Wherever a line holds the word "JSON", copy that line out.

━━ EXERCISE MATERIAL

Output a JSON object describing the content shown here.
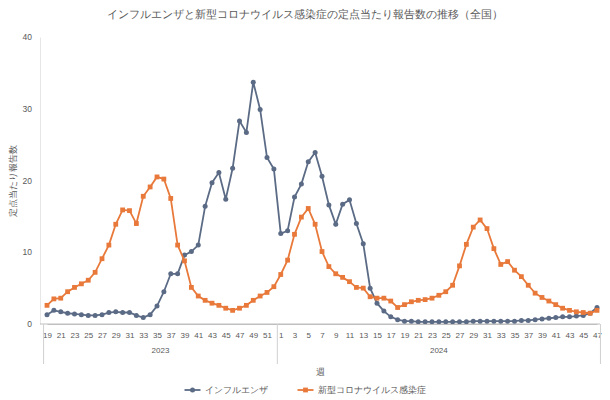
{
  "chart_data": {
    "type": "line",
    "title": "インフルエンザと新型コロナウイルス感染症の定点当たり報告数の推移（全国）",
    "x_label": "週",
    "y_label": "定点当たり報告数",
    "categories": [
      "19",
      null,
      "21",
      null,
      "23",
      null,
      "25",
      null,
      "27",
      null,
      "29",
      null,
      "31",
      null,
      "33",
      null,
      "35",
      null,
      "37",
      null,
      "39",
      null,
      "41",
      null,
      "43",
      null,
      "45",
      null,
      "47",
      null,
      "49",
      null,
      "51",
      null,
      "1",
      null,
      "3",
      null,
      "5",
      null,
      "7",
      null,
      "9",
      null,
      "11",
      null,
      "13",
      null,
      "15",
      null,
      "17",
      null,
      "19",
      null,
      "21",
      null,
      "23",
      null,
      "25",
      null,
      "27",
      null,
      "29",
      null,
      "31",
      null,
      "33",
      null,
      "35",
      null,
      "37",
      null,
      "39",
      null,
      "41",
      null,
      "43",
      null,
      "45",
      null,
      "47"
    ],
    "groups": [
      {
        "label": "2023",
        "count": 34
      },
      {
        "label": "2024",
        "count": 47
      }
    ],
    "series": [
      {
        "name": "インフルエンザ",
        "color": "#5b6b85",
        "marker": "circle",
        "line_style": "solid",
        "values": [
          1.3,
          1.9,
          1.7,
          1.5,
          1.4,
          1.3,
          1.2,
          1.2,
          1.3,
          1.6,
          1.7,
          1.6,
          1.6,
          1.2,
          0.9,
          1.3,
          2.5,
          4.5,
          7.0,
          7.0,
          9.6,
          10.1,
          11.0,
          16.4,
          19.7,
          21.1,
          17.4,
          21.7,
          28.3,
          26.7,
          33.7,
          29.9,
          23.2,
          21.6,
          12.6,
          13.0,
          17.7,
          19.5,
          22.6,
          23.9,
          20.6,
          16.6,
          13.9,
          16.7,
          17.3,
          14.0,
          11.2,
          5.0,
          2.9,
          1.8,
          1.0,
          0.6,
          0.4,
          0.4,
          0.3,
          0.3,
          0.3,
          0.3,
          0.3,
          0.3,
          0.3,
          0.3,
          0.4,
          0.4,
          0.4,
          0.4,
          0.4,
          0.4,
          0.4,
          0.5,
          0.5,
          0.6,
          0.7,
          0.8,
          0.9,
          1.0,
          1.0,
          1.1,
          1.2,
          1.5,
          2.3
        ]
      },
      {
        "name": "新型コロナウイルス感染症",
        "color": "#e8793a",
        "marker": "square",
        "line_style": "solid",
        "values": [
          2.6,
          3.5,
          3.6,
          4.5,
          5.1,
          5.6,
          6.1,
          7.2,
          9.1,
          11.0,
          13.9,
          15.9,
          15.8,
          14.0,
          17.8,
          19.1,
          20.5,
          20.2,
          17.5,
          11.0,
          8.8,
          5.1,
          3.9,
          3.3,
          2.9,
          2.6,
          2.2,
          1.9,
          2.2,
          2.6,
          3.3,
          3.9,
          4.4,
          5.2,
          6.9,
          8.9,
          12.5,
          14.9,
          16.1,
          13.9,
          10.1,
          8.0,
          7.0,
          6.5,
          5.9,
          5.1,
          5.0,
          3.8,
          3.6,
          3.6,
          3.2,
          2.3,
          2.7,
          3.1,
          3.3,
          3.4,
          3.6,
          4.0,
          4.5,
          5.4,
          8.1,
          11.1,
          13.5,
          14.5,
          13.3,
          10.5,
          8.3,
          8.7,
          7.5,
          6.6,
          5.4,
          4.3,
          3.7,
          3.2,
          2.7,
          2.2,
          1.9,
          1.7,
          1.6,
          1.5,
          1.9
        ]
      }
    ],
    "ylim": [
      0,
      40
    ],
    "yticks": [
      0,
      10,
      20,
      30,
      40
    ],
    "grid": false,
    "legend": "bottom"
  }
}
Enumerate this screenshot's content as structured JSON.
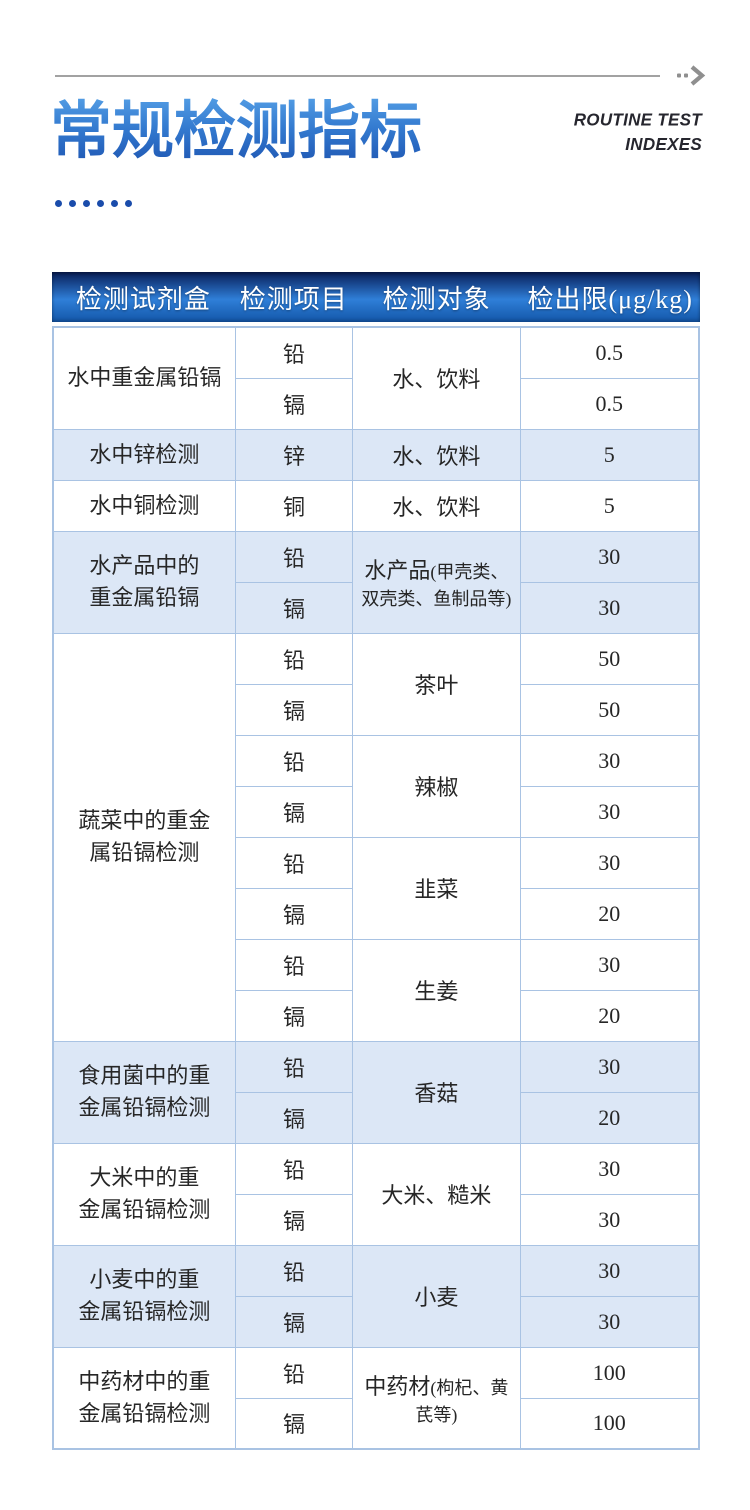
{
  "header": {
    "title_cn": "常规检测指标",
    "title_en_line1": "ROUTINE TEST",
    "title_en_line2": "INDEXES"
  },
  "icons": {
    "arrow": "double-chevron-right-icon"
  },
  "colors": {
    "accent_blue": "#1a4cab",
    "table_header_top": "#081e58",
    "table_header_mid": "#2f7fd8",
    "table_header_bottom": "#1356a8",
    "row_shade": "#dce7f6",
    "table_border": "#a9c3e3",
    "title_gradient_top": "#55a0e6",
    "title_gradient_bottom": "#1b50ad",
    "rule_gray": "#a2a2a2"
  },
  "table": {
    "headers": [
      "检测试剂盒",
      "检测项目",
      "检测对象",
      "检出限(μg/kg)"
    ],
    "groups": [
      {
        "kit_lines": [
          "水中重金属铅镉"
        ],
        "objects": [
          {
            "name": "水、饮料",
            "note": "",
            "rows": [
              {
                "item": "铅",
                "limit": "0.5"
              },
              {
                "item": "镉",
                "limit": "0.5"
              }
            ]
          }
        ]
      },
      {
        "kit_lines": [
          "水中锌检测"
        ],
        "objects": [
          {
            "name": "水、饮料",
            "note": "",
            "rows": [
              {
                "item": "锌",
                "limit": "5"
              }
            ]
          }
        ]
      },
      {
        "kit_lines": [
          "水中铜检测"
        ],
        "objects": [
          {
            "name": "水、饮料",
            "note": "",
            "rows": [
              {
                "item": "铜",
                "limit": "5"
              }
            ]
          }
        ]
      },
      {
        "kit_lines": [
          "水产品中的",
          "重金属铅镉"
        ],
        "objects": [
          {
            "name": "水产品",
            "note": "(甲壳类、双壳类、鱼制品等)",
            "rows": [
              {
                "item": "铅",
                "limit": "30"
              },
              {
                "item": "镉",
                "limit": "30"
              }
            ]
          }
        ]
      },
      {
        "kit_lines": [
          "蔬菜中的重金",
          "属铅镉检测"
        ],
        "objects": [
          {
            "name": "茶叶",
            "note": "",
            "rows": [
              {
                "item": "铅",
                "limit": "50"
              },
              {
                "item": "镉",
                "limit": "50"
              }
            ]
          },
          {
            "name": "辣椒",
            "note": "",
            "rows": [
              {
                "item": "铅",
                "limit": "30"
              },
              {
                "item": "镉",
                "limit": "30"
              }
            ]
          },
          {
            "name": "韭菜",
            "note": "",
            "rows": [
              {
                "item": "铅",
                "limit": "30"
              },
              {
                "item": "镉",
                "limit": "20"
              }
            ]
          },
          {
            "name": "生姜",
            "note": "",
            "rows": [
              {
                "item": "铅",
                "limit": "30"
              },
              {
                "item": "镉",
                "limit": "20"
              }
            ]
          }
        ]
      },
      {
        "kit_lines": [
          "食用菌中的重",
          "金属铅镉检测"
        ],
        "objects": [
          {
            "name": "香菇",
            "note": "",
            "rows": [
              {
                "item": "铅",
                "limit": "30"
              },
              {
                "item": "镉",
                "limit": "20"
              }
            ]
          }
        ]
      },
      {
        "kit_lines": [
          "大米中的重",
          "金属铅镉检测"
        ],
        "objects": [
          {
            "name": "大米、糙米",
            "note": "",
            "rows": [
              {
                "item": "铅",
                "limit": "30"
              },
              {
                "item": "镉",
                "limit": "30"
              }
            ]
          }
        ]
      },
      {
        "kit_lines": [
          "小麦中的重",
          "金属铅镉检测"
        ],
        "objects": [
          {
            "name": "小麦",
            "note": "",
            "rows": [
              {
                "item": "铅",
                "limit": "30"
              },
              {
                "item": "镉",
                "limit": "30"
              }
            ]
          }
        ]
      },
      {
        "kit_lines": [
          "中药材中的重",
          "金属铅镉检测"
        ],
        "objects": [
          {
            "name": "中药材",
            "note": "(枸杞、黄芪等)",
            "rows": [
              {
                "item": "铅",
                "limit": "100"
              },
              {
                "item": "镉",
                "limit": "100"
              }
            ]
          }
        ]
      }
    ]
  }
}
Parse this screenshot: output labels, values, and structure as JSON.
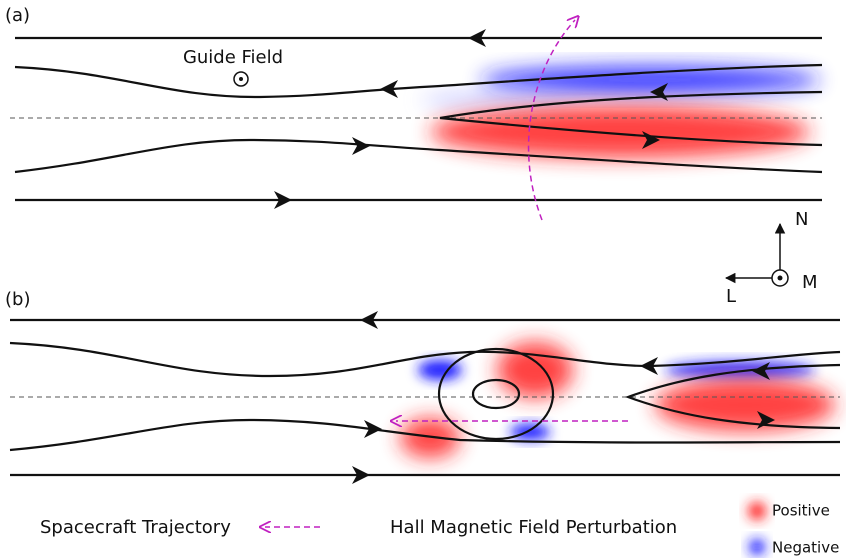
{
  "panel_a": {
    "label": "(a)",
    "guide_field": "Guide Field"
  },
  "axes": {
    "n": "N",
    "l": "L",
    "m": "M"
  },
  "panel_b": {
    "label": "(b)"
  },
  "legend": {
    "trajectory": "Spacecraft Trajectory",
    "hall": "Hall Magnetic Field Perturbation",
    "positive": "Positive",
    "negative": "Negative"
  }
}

━━━━

# FINISHED EXERCISE
Output a JSON object describing the content shown here.
Enumerate this screenshot's content as structured JSON.
Parse this screenshot: output labels, values, and structure as JSON.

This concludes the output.